• **GIVEN PASSAGE**:
     He was right, I didn't get it.  I didn't get it a week later when I felt a tingling sensation in my lower lip accompanied by a throbbing blister.  I didn't get it when I went to the doctor and tested positive for herpes simplex 1 - that's the technical term for cold soars - and I didn't get it when our relationship ended, his mark on my body did not.  When I met Cow, I had just received a clean bill of health from the doctor.  I don't know why but a negative HIV result makes me horny.  It's like I know I'm clean, and I want to share that with the world, which is exactly how to not stay clean.  I know this, but seeing a negative gets me so excited I practically roll into the gay bars on my back in a gynecologist's table, feet in stirrups and all.  So needless to say, when I met Cow I was ready to get down.  And we did within hours of meeting, going against my morals that required love for sex.  I just figured we'd fall in love later, and we did.  The following week, I forced Cow to get an HIV test so I could have the comfort of knowing I wasn't sleeping with a disease bucket.  I practically had to coat his pillow in chloroform in order to get him to stop protesting.  I swear to God he couldn't have been a bigger bitch about it, but like everything else in that relationship one of us reluctantly caved to appease the other.

• **WHAT NEEDS TO BE DONE**:
According to the passage, what did the narrator force Cow to do the week after they met?

• **Page segmentation data**:
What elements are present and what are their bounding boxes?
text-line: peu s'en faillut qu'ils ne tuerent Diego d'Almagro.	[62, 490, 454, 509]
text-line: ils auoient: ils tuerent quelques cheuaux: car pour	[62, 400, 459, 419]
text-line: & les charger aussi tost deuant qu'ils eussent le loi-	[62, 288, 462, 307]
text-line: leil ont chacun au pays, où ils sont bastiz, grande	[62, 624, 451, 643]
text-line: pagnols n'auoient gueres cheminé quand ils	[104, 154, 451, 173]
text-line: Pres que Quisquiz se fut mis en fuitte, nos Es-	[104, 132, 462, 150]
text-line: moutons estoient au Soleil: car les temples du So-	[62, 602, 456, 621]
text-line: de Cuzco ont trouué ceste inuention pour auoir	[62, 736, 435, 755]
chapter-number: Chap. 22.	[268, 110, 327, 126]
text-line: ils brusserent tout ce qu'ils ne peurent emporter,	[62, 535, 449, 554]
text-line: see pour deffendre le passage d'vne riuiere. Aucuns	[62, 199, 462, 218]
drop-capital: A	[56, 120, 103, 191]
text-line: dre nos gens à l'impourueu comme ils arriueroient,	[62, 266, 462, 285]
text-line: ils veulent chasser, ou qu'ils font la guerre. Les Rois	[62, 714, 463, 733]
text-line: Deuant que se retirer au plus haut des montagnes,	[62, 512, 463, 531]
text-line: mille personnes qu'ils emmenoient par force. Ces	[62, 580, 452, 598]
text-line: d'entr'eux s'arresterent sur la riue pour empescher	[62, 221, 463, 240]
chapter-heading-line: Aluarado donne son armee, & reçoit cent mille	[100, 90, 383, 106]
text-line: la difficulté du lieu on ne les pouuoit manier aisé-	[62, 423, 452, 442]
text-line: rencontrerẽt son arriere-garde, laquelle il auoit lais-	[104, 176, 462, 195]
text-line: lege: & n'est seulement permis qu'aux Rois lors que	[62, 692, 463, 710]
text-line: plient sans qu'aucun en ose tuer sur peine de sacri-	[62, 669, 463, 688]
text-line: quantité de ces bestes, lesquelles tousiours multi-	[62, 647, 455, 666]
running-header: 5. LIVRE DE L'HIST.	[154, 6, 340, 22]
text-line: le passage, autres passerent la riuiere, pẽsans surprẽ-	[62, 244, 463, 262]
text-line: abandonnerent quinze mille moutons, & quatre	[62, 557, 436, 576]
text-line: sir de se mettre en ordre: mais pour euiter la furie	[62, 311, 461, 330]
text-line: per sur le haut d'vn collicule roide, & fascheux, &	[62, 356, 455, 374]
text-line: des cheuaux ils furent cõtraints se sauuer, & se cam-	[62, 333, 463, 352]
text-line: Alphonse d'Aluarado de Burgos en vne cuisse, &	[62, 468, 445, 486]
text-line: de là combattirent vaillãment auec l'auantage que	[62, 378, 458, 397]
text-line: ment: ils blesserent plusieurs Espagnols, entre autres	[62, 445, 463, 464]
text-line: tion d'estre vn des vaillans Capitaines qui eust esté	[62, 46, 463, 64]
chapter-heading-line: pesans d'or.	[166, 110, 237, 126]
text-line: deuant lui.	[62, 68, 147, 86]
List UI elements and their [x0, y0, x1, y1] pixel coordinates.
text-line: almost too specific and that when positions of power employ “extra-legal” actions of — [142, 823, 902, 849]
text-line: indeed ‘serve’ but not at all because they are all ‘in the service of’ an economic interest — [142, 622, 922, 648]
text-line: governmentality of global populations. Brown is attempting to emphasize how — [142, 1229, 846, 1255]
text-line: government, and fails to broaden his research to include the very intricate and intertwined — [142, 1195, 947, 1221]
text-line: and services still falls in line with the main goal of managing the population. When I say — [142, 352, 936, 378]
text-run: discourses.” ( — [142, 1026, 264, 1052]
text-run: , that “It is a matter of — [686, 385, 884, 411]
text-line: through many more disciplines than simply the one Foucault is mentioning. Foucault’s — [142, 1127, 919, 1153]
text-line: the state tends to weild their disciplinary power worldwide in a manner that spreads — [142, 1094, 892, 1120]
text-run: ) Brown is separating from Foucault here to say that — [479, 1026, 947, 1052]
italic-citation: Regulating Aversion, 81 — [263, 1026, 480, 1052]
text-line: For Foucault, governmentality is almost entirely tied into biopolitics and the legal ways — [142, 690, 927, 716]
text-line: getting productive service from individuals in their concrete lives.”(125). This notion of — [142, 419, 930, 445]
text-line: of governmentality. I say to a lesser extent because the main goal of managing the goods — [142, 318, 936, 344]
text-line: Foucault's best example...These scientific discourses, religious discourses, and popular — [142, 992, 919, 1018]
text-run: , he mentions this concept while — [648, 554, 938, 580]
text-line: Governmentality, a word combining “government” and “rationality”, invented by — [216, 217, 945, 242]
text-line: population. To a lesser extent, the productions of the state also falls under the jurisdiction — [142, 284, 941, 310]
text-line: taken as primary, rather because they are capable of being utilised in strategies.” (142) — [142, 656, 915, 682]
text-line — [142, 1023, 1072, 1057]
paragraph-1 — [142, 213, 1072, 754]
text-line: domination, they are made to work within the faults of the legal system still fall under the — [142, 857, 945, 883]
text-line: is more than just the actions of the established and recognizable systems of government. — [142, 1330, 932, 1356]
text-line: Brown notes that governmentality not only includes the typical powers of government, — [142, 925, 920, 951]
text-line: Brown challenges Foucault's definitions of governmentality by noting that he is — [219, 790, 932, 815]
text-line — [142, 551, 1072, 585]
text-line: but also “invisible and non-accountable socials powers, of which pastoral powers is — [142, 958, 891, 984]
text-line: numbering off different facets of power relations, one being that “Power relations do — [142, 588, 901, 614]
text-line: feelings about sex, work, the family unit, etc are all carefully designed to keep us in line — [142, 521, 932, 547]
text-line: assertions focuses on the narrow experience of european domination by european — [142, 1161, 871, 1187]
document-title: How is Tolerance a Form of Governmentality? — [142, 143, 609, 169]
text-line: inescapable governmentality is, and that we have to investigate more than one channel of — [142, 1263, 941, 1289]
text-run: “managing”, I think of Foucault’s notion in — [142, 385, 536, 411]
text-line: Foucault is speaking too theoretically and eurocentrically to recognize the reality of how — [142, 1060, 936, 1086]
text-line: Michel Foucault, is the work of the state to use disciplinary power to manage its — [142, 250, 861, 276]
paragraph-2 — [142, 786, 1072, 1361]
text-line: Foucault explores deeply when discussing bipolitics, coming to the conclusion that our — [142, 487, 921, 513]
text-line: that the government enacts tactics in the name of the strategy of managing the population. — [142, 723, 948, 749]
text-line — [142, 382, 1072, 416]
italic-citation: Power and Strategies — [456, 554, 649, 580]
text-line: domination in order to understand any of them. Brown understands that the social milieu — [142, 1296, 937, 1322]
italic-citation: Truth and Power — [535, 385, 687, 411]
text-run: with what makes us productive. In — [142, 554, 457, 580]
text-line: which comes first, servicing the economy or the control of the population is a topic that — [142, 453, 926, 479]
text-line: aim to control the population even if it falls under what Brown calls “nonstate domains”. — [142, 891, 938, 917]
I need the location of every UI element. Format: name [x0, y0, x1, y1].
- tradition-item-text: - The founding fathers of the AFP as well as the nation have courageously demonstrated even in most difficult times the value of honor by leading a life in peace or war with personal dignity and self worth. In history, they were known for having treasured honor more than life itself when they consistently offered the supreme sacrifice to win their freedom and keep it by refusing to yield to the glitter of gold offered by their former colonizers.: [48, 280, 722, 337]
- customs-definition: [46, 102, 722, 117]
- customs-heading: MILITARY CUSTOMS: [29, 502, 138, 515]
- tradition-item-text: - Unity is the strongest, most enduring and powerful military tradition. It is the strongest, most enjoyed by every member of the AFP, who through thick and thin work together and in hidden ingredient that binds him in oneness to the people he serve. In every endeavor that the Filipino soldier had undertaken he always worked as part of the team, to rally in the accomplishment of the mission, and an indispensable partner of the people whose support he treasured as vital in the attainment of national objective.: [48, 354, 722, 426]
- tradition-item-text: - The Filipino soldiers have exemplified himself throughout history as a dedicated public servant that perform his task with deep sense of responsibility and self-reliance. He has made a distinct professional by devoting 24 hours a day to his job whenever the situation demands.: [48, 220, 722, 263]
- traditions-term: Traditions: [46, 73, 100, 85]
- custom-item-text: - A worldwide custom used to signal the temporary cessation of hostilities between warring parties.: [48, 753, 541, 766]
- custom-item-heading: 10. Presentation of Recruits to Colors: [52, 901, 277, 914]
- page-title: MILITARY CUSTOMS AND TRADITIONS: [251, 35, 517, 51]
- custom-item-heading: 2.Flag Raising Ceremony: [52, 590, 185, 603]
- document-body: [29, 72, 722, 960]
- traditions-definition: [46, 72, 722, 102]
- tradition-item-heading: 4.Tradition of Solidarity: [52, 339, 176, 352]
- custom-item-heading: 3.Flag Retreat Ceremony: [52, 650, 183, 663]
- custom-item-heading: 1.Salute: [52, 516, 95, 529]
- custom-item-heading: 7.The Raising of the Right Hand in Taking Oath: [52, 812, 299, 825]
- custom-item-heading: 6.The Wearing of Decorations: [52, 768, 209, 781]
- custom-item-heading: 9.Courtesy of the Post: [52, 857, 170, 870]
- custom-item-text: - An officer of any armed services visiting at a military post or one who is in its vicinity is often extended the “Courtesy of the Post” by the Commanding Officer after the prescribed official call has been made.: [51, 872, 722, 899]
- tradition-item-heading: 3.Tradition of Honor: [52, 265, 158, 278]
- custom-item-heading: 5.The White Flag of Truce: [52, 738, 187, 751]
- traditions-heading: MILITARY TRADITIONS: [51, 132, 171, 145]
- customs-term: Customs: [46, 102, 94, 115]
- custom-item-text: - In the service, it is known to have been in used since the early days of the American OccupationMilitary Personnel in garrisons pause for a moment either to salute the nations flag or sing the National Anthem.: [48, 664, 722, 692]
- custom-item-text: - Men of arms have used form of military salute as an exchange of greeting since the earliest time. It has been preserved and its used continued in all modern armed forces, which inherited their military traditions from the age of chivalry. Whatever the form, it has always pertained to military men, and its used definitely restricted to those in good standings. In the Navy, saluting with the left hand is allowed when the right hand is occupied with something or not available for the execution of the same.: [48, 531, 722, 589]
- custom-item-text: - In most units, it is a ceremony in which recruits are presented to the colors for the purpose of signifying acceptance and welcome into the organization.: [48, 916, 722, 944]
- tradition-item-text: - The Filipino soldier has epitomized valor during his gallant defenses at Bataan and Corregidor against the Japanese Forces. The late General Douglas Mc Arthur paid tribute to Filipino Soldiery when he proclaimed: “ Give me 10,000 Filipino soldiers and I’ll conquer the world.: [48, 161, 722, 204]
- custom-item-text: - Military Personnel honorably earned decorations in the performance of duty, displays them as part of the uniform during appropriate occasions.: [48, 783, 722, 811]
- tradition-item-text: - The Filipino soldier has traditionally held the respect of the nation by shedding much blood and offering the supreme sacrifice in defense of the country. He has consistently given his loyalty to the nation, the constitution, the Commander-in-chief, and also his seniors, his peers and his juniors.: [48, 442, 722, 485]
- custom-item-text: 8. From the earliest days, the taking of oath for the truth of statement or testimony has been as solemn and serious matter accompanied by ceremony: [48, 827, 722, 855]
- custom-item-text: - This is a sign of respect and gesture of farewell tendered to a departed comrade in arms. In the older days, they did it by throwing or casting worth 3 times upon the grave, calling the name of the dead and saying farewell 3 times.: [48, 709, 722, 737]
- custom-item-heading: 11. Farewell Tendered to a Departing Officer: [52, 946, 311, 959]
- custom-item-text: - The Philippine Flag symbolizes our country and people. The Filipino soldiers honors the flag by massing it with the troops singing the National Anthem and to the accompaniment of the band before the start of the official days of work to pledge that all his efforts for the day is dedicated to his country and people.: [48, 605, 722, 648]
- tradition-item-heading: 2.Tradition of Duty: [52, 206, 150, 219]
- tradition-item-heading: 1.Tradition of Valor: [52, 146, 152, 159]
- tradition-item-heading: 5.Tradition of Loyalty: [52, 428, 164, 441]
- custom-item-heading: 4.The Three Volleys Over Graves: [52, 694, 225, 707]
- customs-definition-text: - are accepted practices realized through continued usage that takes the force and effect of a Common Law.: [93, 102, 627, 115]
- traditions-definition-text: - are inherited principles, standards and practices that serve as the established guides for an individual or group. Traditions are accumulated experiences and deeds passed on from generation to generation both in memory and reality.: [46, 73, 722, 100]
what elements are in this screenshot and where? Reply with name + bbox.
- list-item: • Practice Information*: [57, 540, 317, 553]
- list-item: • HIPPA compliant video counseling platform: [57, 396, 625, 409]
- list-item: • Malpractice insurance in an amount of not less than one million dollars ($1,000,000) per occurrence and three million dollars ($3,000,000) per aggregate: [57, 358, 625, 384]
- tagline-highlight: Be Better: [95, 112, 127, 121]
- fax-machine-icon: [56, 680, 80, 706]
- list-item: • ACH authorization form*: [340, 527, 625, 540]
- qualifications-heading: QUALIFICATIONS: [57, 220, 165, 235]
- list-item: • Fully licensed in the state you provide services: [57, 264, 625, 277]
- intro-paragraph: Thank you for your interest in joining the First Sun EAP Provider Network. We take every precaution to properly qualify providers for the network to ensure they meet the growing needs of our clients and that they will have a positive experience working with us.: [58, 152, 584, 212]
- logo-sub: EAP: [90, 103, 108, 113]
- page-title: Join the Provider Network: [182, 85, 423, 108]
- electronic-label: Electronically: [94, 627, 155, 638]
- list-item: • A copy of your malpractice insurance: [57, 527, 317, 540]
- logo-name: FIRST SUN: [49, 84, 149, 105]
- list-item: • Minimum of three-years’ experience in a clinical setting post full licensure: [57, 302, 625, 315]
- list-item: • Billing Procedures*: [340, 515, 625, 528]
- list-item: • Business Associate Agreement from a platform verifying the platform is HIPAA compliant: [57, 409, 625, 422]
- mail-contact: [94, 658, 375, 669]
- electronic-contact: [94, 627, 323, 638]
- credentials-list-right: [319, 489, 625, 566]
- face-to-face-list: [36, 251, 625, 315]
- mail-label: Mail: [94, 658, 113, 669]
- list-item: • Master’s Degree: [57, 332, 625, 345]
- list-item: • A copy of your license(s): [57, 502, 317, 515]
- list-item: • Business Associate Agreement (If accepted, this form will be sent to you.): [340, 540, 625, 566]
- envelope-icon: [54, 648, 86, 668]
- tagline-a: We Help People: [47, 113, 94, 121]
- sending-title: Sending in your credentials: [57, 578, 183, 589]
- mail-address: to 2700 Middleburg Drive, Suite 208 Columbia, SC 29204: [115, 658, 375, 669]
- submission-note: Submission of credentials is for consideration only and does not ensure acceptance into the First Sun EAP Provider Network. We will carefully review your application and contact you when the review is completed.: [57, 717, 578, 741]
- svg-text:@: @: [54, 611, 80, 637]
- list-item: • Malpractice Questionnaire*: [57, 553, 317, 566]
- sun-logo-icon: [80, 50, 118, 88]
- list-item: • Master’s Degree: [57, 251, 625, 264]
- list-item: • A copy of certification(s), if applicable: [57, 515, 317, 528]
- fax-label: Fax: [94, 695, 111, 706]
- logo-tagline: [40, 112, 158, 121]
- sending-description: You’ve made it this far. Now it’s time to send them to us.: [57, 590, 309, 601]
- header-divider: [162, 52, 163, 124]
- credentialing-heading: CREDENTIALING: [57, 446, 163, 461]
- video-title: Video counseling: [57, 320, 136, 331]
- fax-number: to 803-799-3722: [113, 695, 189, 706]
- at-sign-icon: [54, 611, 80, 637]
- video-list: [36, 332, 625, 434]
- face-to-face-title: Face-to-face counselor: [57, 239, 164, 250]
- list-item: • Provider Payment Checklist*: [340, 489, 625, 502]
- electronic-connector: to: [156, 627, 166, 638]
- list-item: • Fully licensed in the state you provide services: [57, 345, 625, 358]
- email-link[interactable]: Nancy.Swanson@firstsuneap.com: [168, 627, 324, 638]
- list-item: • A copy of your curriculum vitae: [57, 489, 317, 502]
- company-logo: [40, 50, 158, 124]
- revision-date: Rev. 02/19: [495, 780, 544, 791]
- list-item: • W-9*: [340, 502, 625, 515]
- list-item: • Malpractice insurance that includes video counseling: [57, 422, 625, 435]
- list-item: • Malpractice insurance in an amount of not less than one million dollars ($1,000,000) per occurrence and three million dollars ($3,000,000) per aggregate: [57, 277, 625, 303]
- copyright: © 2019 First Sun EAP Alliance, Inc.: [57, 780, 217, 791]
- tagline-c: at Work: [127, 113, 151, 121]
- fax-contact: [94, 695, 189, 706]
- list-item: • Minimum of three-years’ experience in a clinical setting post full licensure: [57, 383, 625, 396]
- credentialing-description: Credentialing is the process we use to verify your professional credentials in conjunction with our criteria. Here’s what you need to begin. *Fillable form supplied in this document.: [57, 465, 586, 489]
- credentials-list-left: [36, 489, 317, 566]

• **EXERCISE RESPONSE**:
Get an HIV test.